Exactly as written, quote every line that follows, skipping the images.

Figure record extracts:
-*-
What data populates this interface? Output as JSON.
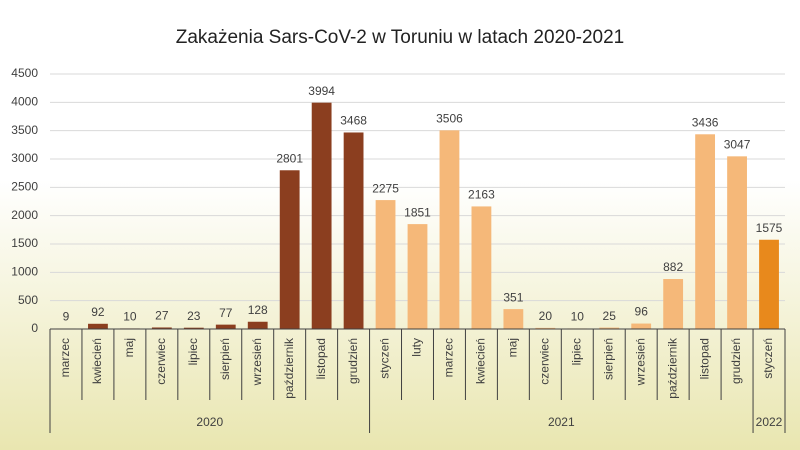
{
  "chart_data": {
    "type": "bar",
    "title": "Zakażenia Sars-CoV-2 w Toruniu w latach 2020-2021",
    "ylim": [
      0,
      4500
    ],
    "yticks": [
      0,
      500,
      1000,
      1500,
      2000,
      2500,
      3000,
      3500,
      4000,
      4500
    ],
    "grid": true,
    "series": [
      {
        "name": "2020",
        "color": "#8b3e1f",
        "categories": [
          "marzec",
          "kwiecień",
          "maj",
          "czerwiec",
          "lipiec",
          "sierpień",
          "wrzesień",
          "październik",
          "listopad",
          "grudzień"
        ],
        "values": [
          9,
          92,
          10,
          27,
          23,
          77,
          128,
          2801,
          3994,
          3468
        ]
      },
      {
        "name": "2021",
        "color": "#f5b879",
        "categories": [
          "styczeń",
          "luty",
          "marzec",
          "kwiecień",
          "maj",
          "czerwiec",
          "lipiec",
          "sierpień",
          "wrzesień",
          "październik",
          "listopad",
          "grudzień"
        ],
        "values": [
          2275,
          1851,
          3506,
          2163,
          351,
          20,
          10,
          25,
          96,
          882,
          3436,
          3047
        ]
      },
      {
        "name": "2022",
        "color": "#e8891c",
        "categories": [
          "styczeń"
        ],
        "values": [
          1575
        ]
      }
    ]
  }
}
-*-
# Response to the exercise
What data populates this interface? Output as JSON.
{
  "chart_data": {
    "type": "bar",
    "title": "Zakażenia Sars-CoV-2 w Toruniu w latach 2020-2021",
    "ylim": [
      0,
      4500
    ],
    "yticks": [
      0,
      500,
      1000,
      1500,
      2000,
      2500,
      3000,
      3500,
      4000,
      4500
    ],
    "grid": true,
    "series": [
      {
        "name": "2020",
        "color": "#8b3e1f",
        "categories": [
          "marzec",
          "kwiecień",
          "maj",
          "czerwiec",
          "lipiec",
          "sierpień",
          "wrzesień",
          "październik",
          "listopad",
          "grudzień"
        ],
        "values": [
          9,
          92,
          10,
          27,
          23,
          77,
          128,
          2801,
          3994,
          3468
        ]
      },
      {
        "name": "2021",
        "color": "#f5b879",
        "categories": [
          "styczeń",
          "luty",
          "marzec",
          "kwiecień",
          "maj",
          "czerwiec",
          "lipiec",
          "sierpień",
          "wrzesień",
          "październik",
          "listopad",
          "grudzień"
        ],
        "values": [
          2275,
          1851,
          3506,
          2163,
          351,
          20,
          10,
          25,
          96,
          882,
          3436,
          3047
        ]
      },
      {
        "name": "2022",
        "color": "#e8891c",
        "categories": [
          "styczeń"
        ],
        "values": [
          1575
        ]
      }
    ]
  }
}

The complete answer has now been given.